WHAT THE TASK REQUIRES >> Only the number is wanted: count the lines that include the word "Backup".

-- START --

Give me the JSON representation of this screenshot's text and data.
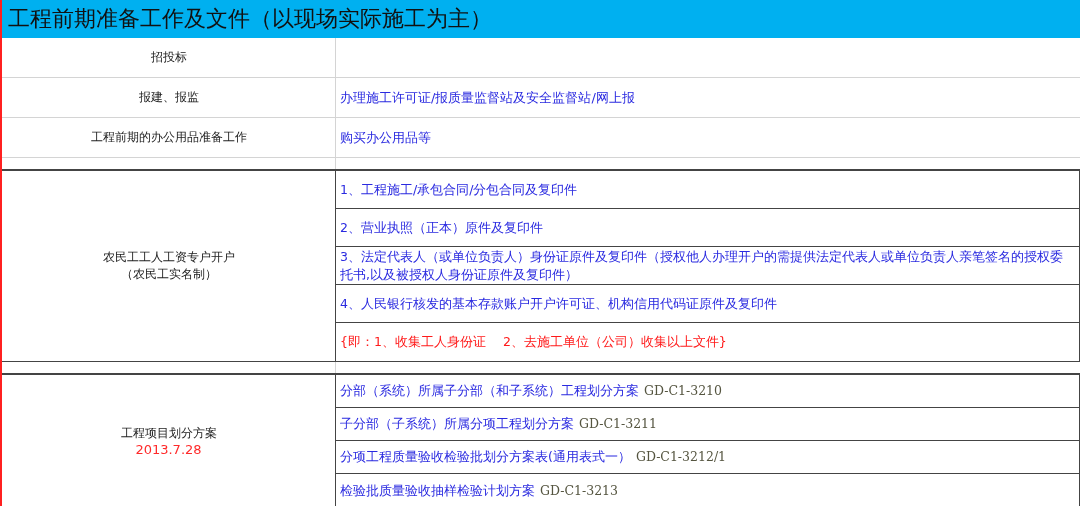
{
  "title": "工程前期准备工作及文件（以现场实际施工为主）",
  "rows": [
    {
      "kind": "simple",
      "label": "招投标"
    },
    {
      "kind": "simple",
      "label": "报建、报监",
      "value": "办理施工许可证/报质量监督站及安全监督站/网上报"
    },
    {
      "kind": "simple",
      "label": "工程前期的办公用品准备工作",
      "value": "购买办公用品等"
    },
    {
      "kind": "group",
      "label": "农民工工人工资专户开户",
      "sublabel": "（农民工实名制）",
      "items": [
        {
          "kind": "entry",
          "text": "1、工程施工/承包合同/分包合同及复印件"
        },
        {
          "kind": "entry",
          "text": "2、营业执照（正本）原件及复印件"
        },
        {
          "kind": "entry",
          "text": "3、法定代表人（或单位负责人）身份证原件及复印件（授权他人办理开户的需提供法定代表人或单位负责人亲笔签名的授权委托书,以及被授权人身份证原件及复印件）"
        },
        {
          "kind": "entry",
          "text": "4、人民银行核发的基本存款账户开户许可证、机构信用代码证原件及复印件"
        },
        {
          "kind": "note",
          "text": "{即：1、收集工人身份证　 2、去施工单位（公司）收集以上文件}"
        }
      ]
    },
    {
      "kind": "group",
      "label": "工程项目划分方案",
      "date": "2013.7.28",
      "items": [
        {
          "kind": "entry",
          "text": "分部（系统）所属子分部（和子系统）工程划分方案",
          "code": "GD-C1-3210"
        },
        {
          "kind": "entry",
          "text": "子分部（子系统）所属分项工程划分方案",
          "code": "GD-C1-3211"
        },
        {
          "kind": "entry",
          "text": "分项工程质量验收检验批划分方案表(通用表式一）",
          "code": "GD-C1-3212/1"
        },
        {
          "kind": "entry",
          "text": "检验批质量验收抽样检验计划方案",
          "code": "GD-C1-3213"
        }
      ]
    }
  ]
}
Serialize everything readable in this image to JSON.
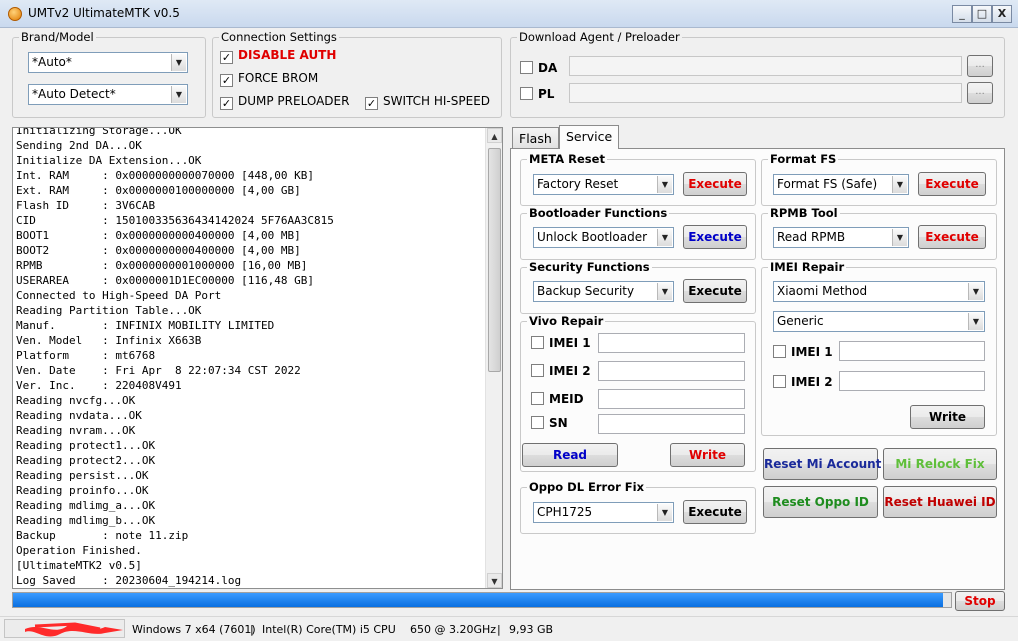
{
  "window": {
    "title": "UMTv2 UltimateMTK v0.5",
    "minimize_label": "_",
    "maximize_label": "□",
    "close_label": "X"
  },
  "brand_model": {
    "legend": "Brand/Model",
    "brand_value": "*Auto*",
    "model_value": "*Auto Detect*"
  },
  "connection": {
    "legend": "Connection Settings",
    "disable_auth": "DISABLE AUTH",
    "force_brom": "FORCE BROM",
    "dump_preloader": "DUMP PRELOADER",
    "switch_hispeed": "SWITCH HI-SPEED",
    "check_mark": "✓",
    "disable_auth_color": "#e00000"
  },
  "download_agent": {
    "legend": "Download Agent / Preloader",
    "da_label": "DA",
    "pl_label": "PL",
    "browse_label": "..."
  },
  "log": {
    "lines": [
      "Initializing Storage...OK",
      "Sending 2nd DA...OK",
      "Initialize DA Extension...OK",
      "Int. RAM     : 0x0000000000070000 [448,00 KB]",
      "Ext. RAM     : 0x0000000100000000 [4,00 GB]",
      "Flash ID     : 3V6CAB",
      "CID          : 150100335636434142024 5F76AA3C815",
      "BOOT1        : 0x0000000000400000 [4,00 MB]",
      "BOOT2        : 0x0000000000400000 [4,00 MB]",
      "RPMB         : 0x0000000001000000 [16,00 MB]",
      "USERAREA     : 0x0000001D1EC00000 [116,48 GB]",
      "Connected to High-Speed DA Port",
      "Reading Partition Table...OK",
      "Manuf.       : INFINIX MOBILITY LIMITED",
      "Ven. Model   : Infinix X663B",
      "Platform     : mt6768",
      "Ven. Date    : Fri Apr  8 22:07:34 CST 2022",
      "Ver. Inc.    : 220408V491",
      "Reading nvcfg...OK",
      "Reading nvdata...OK",
      "Reading nvram...OK",
      "Reading protect1...OK",
      "Reading protect2...OK",
      "Reading persist...OK",
      "Reading proinfo...OK",
      "Reading mdlimg_a...OK",
      "Reading mdlimg_b...OK",
      "Backup       : note 11.zip",
      "Operation Finished.",
      "[UltimateMTK2 v0.5]",
      "Log Saved    : 20230604_194214.log"
    ]
  },
  "tabs": {
    "flash": "Flash",
    "service": "Service"
  },
  "meta_reset": {
    "legend": "META Reset",
    "value": "Factory Reset",
    "execute": "Execute"
  },
  "format_fs": {
    "legend": "Format FS",
    "value": "Format FS (Safe)",
    "execute": "Execute"
  },
  "bootloader": {
    "legend": "Bootloader Functions",
    "value": "Unlock Bootloader",
    "execute": "Execute"
  },
  "rpmb": {
    "legend": "RPMB Tool",
    "value": "Read RPMB",
    "execute": "Execute"
  },
  "security": {
    "legend": "Security Functions",
    "value": "Backup Security",
    "execute": "Execute"
  },
  "imei_repair": {
    "legend": "IMEI Repair",
    "method": "Xiaomi Method",
    "type": "Generic",
    "imei1": "IMEI 1",
    "imei2": "IMEI 2",
    "write": "Write"
  },
  "vivo": {
    "legend": "Vivo Repair",
    "imei1": "IMEI 1",
    "imei2": "IMEI 2",
    "meid": "MEID",
    "sn": "SN",
    "read": "Read",
    "write": "Write"
  },
  "oppo": {
    "legend": "Oppo DL Error Fix",
    "value": "CPH1725",
    "execute": "Execute"
  },
  "actions": {
    "reset_mi": "Reset Mi Account",
    "mi_relock": "Mi Relock Fix",
    "reset_oppo": "Reset Oppo ID",
    "reset_huawei": "Reset Huawei ID"
  },
  "colors": {
    "red": "#e00000",
    "blue": "#0000c8",
    "navy": "#1a2a9a",
    "green": "#1e8c1e",
    "light_green": "#5fbf3a",
    "dark_red": "#c00000"
  },
  "progress": {
    "percent": 99.1,
    "stop": "Stop"
  },
  "statusbar": {
    "os": "Windows 7 x64 (7601)",
    "sep": "|",
    "cpu": "Intel(R) Core(TM) i5 CPU",
    "freq": "650  @ 3.20GHz",
    "ram": "9,93 GB"
  }
}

-- END --

FINAL RESULT >> 2